Lines of data
::::::
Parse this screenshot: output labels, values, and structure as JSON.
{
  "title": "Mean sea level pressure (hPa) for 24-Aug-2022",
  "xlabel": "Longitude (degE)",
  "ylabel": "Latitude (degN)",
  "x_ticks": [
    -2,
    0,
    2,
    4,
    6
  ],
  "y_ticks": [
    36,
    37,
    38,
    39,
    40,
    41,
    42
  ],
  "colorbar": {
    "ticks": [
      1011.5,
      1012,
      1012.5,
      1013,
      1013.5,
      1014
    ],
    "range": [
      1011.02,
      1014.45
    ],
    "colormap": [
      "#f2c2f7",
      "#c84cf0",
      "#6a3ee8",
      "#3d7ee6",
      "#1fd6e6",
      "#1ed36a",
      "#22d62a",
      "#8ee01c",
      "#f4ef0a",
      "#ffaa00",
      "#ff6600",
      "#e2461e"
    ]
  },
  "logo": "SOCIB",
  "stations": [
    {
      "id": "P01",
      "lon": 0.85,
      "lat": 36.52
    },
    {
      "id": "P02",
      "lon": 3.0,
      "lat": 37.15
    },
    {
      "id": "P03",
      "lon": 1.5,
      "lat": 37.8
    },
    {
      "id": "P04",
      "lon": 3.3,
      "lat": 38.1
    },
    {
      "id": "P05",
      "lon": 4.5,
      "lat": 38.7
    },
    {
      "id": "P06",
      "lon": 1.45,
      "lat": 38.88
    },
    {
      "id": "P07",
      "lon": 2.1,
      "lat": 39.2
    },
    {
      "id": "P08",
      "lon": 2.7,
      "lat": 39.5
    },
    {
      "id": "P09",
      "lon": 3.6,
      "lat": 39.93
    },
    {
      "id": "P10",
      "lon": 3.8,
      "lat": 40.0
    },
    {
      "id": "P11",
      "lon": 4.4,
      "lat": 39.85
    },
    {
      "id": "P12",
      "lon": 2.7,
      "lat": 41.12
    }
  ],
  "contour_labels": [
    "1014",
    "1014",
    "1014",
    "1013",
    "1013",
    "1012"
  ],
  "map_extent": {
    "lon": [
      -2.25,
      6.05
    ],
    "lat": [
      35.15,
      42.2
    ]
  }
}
::::::
## WRITTEN EXERCISE
Quote each line above in full, word for word.

## ANSWER BELOW
Parse this screenshot: output labels, values, and structure as JSON.
{
  "title": "Mean sea level pressure (hPa) for 24-Aug-2022",
  "xlabel": "Longitude (degE)",
  "ylabel": "Latitude (degN)",
  "x_ticks": [
    -2,
    0,
    2,
    4,
    6
  ],
  "y_ticks": [
    36,
    37,
    38,
    39,
    40,
    41,
    42
  ],
  "colorbar": {
    "ticks": [
      1011.5,
      1012,
      1012.5,
      1013,
      1013.5,
      1014
    ],
    "range": [
      1011.02,
      1014.45
    ],
    "colormap": [
      "#f2c2f7",
      "#c84cf0",
      "#6a3ee8",
      "#3d7ee6",
      "#1fd6e6",
      "#1ed36a",
      "#22d62a",
      "#8ee01c",
      "#f4ef0a",
      "#ffaa00",
      "#ff6600",
      "#e2461e"
    ]
  },
  "logo": "SOCIB",
  "stations": [
    {
      "id": "P01",
      "lon": 0.85,
      "lat": 36.52
    },
    {
      "id": "P02",
      "lon": 3.0,
      "lat": 37.15
    },
    {
      "id": "P03",
      "lon": 1.5,
      "lat": 37.8
    },
    {
      "id": "P04",
      "lon": 3.3,
      "lat": 38.1
    },
    {
      "id": "P05",
      "lon": 4.5,
      "lat": 38.7
    },
    {
      "id": "P06",
      "lon": 1.45,
      "lat": 38.88
    },
    {
      "id": "P07",
      "lon": 2.1,
      "lat": 39.2
    },
    {
      "id": "P08",
      "lon": 2.7,
      "lat": 39.5
    },
    {
      "id": "P09",
      "lon": 3.6,
      "lat": 39.93
    },
    {
      "id": "P10",
      "lon": 3.8,
      "lat": 40.0
    },
    {
      "id": "P11",
      "lon": 4.4,
      "lat": 39.85
    },
    {
      "id": "P12",
      "lon": 2.7,
      "lat": 41.12
    }
  ],
  "contour_labels": [
    "1014",
    "1014",
    "1014",
    "1013",
    "1013",
    "1012"
  ],
  "map_extent": {
    "lon": [
      -2.25,
      6.05
    ],
    "lat": [
      35.15,
      42.2
    ]
  }
}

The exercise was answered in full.